*** Data shown ***
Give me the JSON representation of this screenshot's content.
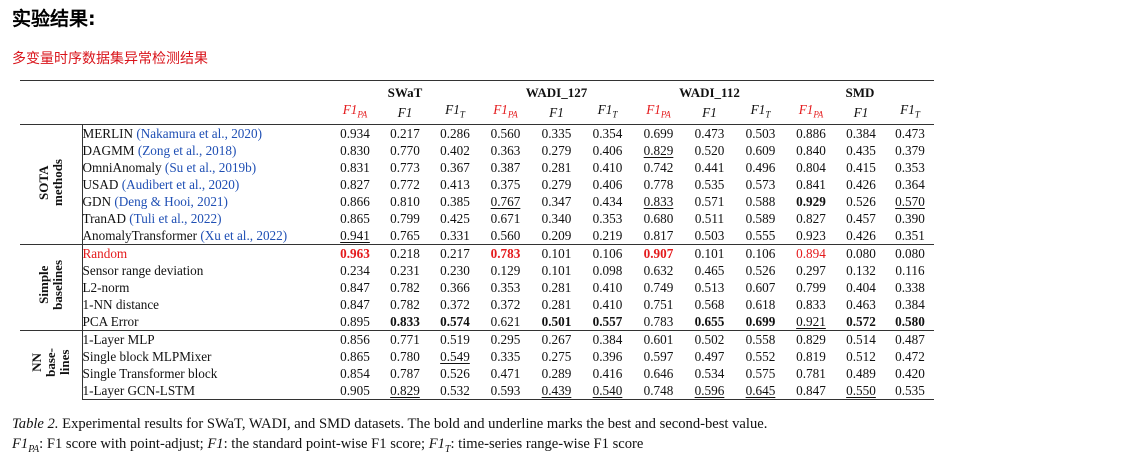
{
  "heading": "实验结果:",
  "subheading": "多变量时序数据集异常检测结果",
  "table": {
    "datasets": [
      "SWaT",
      "WADI_127",
      "WADI_112",
      "SMD"
    ],
    "metrics": [
      {
        "base": "F1",
        "sub": "PA",
        "color": "#e41a1c"
      },
      {
        "base": "F1",
        "sub": "",
        "color": "#111111"
      },
      {
        "base": "F1",
        "sub": "T",
        "color": "#111111"
      }
    ],
    "groups": [
      {
        "label_lines": [
          "SOTA",
          "methods"
        ],
        "rows": [
          {
            "name": "MERLIN",
            "cite": "(Nakamura et al., 2020)",
            "values": [
              "0.934",
              "0.217",
              "0.286",
              "0.560",
              "0.335",
              "0.354",
              "0.699",
              "0.473",
              "0.503",
              "0.886",
              "0.384",
              "0.473"
            ],
            "bold": [],
            "underline": []
          },
          {
            "name": "DAGMM",
            "cite": "(Zong et al., 2018)",
            "values": [
              "0.830",
              "0.770",
              "0.402",
              "0.363",
              "0.279",
              "0.406",
              "0.829",
              "0.520",
              "0.609",
              "0.840",
              "0.435",
              "0.379"
            ],
            "bold": [],
            "underline": [
              6
            ]
          },
          {
            "name": "OmniAnomaly",
            "cite": "(Su et al., 2019b)",
            "values": [
              "0.831",
              "0.773",
              "0.367",
              "0.387",
              "0.281",
              "0.410",
              "0.742",
              "0.441",
              "0.496",
              "0.804",
              "0.415",
              "0.353"
            ],
            "bold": [],
            "underline": []
          },
          {
            "name": "USAD",
            "cite": "(Audibert et al., 2020)",
            "values": [
              "0.827",
              "0.772",
              "0.413",
              "0.375",
              "0.279",
              "0.406",
              "0.778",
              "0.535",
              "0.573",
              "0.841",
              "0.426",
              "0.364"
            ],
            "bold": [],
            "underline": []
          },
          {
            "name": "GDN",
            "cite": "(Deng & Hooi, 2021)",
            "values": [
              "0.866",
              "0.810",
              "0.385",
              "0.767",
              "0.347",
              "0.434",
              "0.833",
              "0.571",
              "0.588",
              "0.929",
              "0.526",
              "0.570"
            ],
            "bold": [
              9
            ],
            "underline": [
              3,
              6,
              11
            ]
          },
          {
            "name": "TranAD",
            "cite": "(Tuli et al., 2022)",
            "values": [
              "0.865",
              "0.799",
              "0.425",
              "0.671",
              "0.340",
              "0.353",
              "0.680",
              "0.511",
              "0.589",
              "0.827",
              "0.457",
              "0.390"
            ],
            "bold": [],
            "underline": []
          },
          {
            "name": "AnomalyTransformer",
            "cite": "(Xu et al., 2022)",
            "values": [
              "0.941",
              "0.765",
              "0.331",
              "0.560",
              "0.209",
              "0.219",
              "0.817",
              "0.503",
              "0.555",
              "0.923",
              "0.426",
              "0.351"
            ],
            "bold": [],
            "underline": [
              0
            ]
          }
        ]
      },
      {
        "label_lines": [
          "Simple",
          "baselines"
        ],
        "rows": [
          {
            "name": "Random",
            "cite": "",
            "red": true,
            "values": [
              "0.963",
              "0.218",
              "0.217",
              "0.783",
              "0.101",
              "0.106",
              "0.907",
              "0.101",
              "0.106",
              "0.894",
              "0.080",
              "0.080"
            ],
            "bold": [
              0,
              3,
              6
            ],
            "underline": [],
            "red_values": [
              0,
              3,
              6,
              9
            ]
          },
          {
            "name": "Sensor range deviation",
            "cite": "",
            "values": [
              "0.234",
              "0.231",
              "0.230",
              "0.129",
              "0.101",
              "0.098",
              "0.632",
              "0.465",
              "0.526",
              "0.297",
              "0.132",
              "0.116"
            ],
            "bold": [],
            "underline": []
          },
          {
            "name": "L2-norm",
            "cite": "",
            "values": [
              "0.847",
              "0.782",
              "0.366",
              "0.353",
              "0.281",
              "0.410",
              "0.749",
              "0.513",
              "0.607",
              "0.799",
              "0.404",
              "0.338"
            ],
            "bold": [],
            "underline": []
          },
          {
            "name": "1-NN distance",
            "cite": "",
            "values": [
              "0.847",
              "0.782",
              "0.372",
              "0.372",
              "0.281",
              "0.410",
              "0.751",
              "0.568",
              "0.618",
              "0.833",
              "0.463",
              "0.384"
            ],
            "bold": [],
            "underline": []
          },
          {
            "name": "PCA Error",
            "cite": "",
            "values": [
              "0.895",
              "0.833",
              "0.574",
              "0.621",
              "0.501",
              "0.557",
              "0.783",
              "0.655",
              "0.699",
              "0.921",
              "0.572",
              "0.580"
            ],
            "bold": [
              1,
              2,
              4,
              5,
              7,
              8,
              10,
              11
            ],
            "underline": [
              9
            ]
          }
        ]
      },
      {
        "label_lines": [
          "NN",
          "base-",
          "lines"
        ],
        "rows": [
          {
            "name": "1-Layer MLP",
            "cite": "",
            "values": [
              "0.856",
              "0.771",
              "0.519",
              "0.295",
              "0.267",
              "0.384",
              "0.601",
              "0.502",
              "0.558",
              "0.829",
              "0.514",
              "0.487"
            ],
            "bold": [],
            "underline": []
          },
          {
            "name": "Single block MLPMixer",
            "cite": "",
            "values": [
              "0.865",
              "0.780",
              "0.549",
              "0.335",
              "0.275",
              "0.396",
              "0.597",
              "0.497",
              "0.552",
              "0.819",
              "0.512",
              "0.472"
            ],
            "bold": [],
            "underline": [
              2
            ]
          },
          {
            "name": "Single Transformer block",
            "cite": "",
            "values": [
              "0.854",
              "0.787",
              "0.526",
              "0.471",
              "0.289",
              "0.416",
              "0.646",
              "0.534",
              "0.575",
              "0.781",
              "0.489",
              "0.420"
            ],
            "bold": [],
            "underline": []
          },
          {
            "name": "1-Layer GCN-LSTM",
            "cite": "",
            "values": [
              "0.905",
              "0.829",
              "0.532",
              "0.593",
              "0.439",
              "0.540",
              "0.748",
              "0.596",
              "0.645",
              "0.847",
              "0.550",
              "0.535"
            ],
            "bold": [],
            "underline": [
              1,
              4,
              5,
              7,
              8,
              10
            ]
          }
        ]
      }
    ]
  },
  "caption": {
    "tag": "Table 2.",
    "text": "Experimental results for SWaT, WADI, and SMD datasets.  The bold and underline marks the best and second-best value.",
    "legend": [
      {
        "symbol_base": "F1",
        "symbol_sub": "PA",
        "desc": ": F1 score with point-adjust; "
      },
      {
        "symbol_base": "F1",
        "symbol_sub": "",
        "desc": ": the standard point-wise F1 score; "
      },
      {
        "symbol_base": "F1",
        "symbol_sub": "T",
        "desc": ": time-series range-wise F1 score"
      }
    ]
  },
  "colors": {
    "accent_red": "#e41a1c",
    "heading_red": "#d9141b",
    "citation_blue": "#1f4fb4"
  }
}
***
## What is required
Set down all the entries exactly as they appear, but skip any pictures.

## Problem solution
Give me the JSON representation of this screenshot's content.
{
  "heading": "实验结果:",
  "subheading": "多变量时序数据集异常检测结果",
  "table": {
    "datasets": [
      "SWaT",
      "WADI_127",
      "WADI_112",
      "SMD"
    ],
    "metrics": [
      {
        "base": "F1",
        "sub": "PA",
        "color": "#e41a1c"
      },
      {
        "base": "F1",
        "sub": "",
        "color": "#111111"
      },
      {
        "base": "F1",
        "sub": "T",
        "color": "#111111"
      }
    ],
    "groups": [
      {
        "label_lines": [
          "SOTA",
          "methods"
        ],
        "rows": [
          {
            "name": "MERLIN",
            "cite": "(Nakamura et al., 2020)",
            "values": [
              "0.934",
              "0.217",
              "0.286",
              "0.560",
              "0.335",
              "0.354",
              "0.699",
              "0.473",
              "0.503",
              "0.886",
              "0.384",
              "0.473"
            ],
            "bold": [],
            "underline": []
          },
          {
            "name": "DAGMM",
            "cite": "(Zong et al., 2018)",
            "values": [
              "0.830",
              "0.770",
              "0.402",
              "0.363",
              "0.279",
              "0.406",
              "0.829",
              "0.520",
              "0.609",
              "0.840",
              "0.435",
              "0.379"
            ],
            "bold": [],
            "underline": [
              6
            ]
          },
          {
            "name": "OmniAnomaly",
            "cite": "(Su et al., 2019b)",
            "values": [
              "0.831",
              "0.773",
              "0.367",
              "0.387",
              "0.281",
              "0.410",
              "0.742",
              "0.441",
              "0.496",
              "0.804",
              "0.415",
              "0.353"
            ],
            "bold": [],
            "underline": []
          },
          {
            "name": "USAD",
            "cite": "(Audibert et al., 2020)",
            "values": [
              "0.827",
              "0.772",
              "0.413",
              "0.375",
              "0.279",
              "0.406",
              "0.778",
              "0.535",
              "0.573",
              "0.841",
              "0.426",
              "0.364"
            ],
            "bold": [],
            "underline": []
          },
          {
            "name": "GDN",
            "cite": "(Deng & Hooi, 2021)",
            "values": [
              "0.866",
              "0.810",
              "0.385",
              "0.767",
              "0.347",
              "0.434",
              "0.833",
              "0.571",
              "0.588",
              "0.929",
              "0.526",
              "0.570"
            ],
            "bold": [
              9
            ],
            "underline": [
              3,
              6,
              11
            ]
          },
          {
            "name": "TranAD",
            "cite": "(Tuli et al., 2022)",
            "values": [
              "0.865",
              "0.799",
              "0.425",
              "0.671",
              "0.340",
              "0.353",
              "0.680",
              "0.511",
              "0.589",
              "0.827",
              "0.457",
              "0.390"
            ],
            "bold": [],
            "underline": []
          },
          {
            "name": "AnomalyTransformer",
            "cite": "(Xu et al., 2022)",
            "values": [
              "0.941",
              "0.765",
              "0.331",
              "0.560",
              "0.209",
              "0.219",
              "0.817",
              "0.503",
              "0.555",
              "0.923",
              "0.426",
              "0.351"
            ],
            "bold": [],
            "underline": [
              0
            ]
          }
        ]
      },
      {
        "label_lines": [
          "Simple",
          "baselines"
        ],
        "rows": [
          {
            "name": "Random",
            "cite": "",
            "red": true,
            "values": [
              "0.963",
              "0.218",
              "0.217",
              "0.783",
              "0.101",
              "0.106",
              "0.907",
              "0.101",
              "0.106",
              "0.894",
              "0.080",
              "0.080"
            ],
            "bold": [
              0,
              3,
              6
            ],
            "underline": [],
            "red_values": [
              0,
              3,
              6,
              9
            ]
          },
          {
            "name": "Sensor range deviation",
            "cite": "",
            "values": [
              "0.234",
              "0.231",
              "0.230",
              "0.129",
              "0.101",
              "0.098",
              "0.632",
              "0.465",
              "0.526",
              "0.297",
              "0.132",
              "0.116"
            ],
            "bold": [],
            "underline": []
          },
          {
            "name": "L2-norm",
            "cite": "",
            "values": [
              "0.847",
              "0.782",
              "0.366",
              "0.353",
              "0.281",
              "0.410",
              "0.749",
              "0.513",
              "0.607",
              "0.799",
              "0.404",
              "0.338"
            ],
            "bold": [],
            "underline": []
          },
          {
            "name": "1-NN distance",
            "cite": "",
            "values": [
              "0.847",
              "0.782",
              "0.372",
              "0.372",
              "0.281",
              "0.410",
              "0.751",
              "0.568",
              "0.618",
              "0.833",
              "0.463",
              "0.384"
            ],
            "bold": [],
            "underline": []
          },
          {
            "name": "PCA Error",
            "cite": "",
            "values": [
              "0.895",
              "0.833",
              "0.574",
              "0.621",
              "0.501",
              "0.557",
              "0.783",
              "0.655",
              "0.699",
              "0.921",
              "0.572",
              "0.580"
            ],
            "bold": [
              1,
              2,
              4,
              5,
              7,
              8,
              10,
              11
            ],
            "underline": [
              9
            ]
          }
        ]
      },
      {
        "label_lines": [
          "NN",
          "base-",
          "lines"
        ],
        "rows": [
          {
            "name": "1-Layer MLP",
            "cite": "",
            "values": [
              "0.856",
              "0.771",
              "0.519",
              "0.295",
              "0.267",
              "0.384",
              "0.601",
              "0.502",
              "0.558",
              "0.829",
              "0.514",
              "0.487"
            ],
            "bold": [],
            "underline": []
          },
          {
            "name": "Single block MLPMixer",
            "cite": "",
            "values": [
              "0.865",
              "0.780",
              "0.549",
              "0.335",
              "0.275",
              "0.396",
              "0.597",
              "0.497",
              "0.552",
              "0.819",
              "0.512",
              "0.472"
            ],
            "bold": [],
            "underline": [
              2
            ]
          },
          {
            "name": "Single Transformer block",
            "cite": "",
            "values": [
              "0.854",
              "0.787",
              "0.526",
              "0.471",
              "0.289",
              "0.416",
              "0.646",
              "0.534",
              "0.575",
              "0.781",
              "0.489",
              "0.420"
            ],
            "bold": [],
            "underline": []
          },
          {
            "name": "1-Layer GCN-LSTM",
            "cite": "",
            "values": [
              "0.905",
              "0.829",
              "0.532",
              "0.593",
              "0.439",
              "0.540",
              "0.748",
              "0.596",
              "0.645",
              "0.847",
              "0.550",
              "0.535"
            ],
            "bold": [],
            "underline": [
              1,
              4,
              5,
              7,
              8,
              10
            ]
          }
        ]
      }
    ]
  },
  "caption": {
    "tag": "Table 2.",
    "text": "Experimental results for SWaT, WADI, and SMD datasets.  The bold and underline marks the best and second-best value.",
    "legend": [
      {
        "symbol_base": "F1",
        "symbol_sub": "PA",
        "desc": ": F1 score with point-adjust; "
      },
      {
        "symbol_base": "F1",
        "symbol_sub": "",
        "desc": ": the standard point-wise F1 score; "
      },
      {
        "symbol_base": "F1",
        "symbol_sub": "T",
        "desc": ": time-series range-wise F1 score"
      }
    ]
  },
  "colors": {
    "accent_red": "#e41a1c",
    "heading_red": "#d9141b",
    "citation_blue": "#1f4fb4"
  }
}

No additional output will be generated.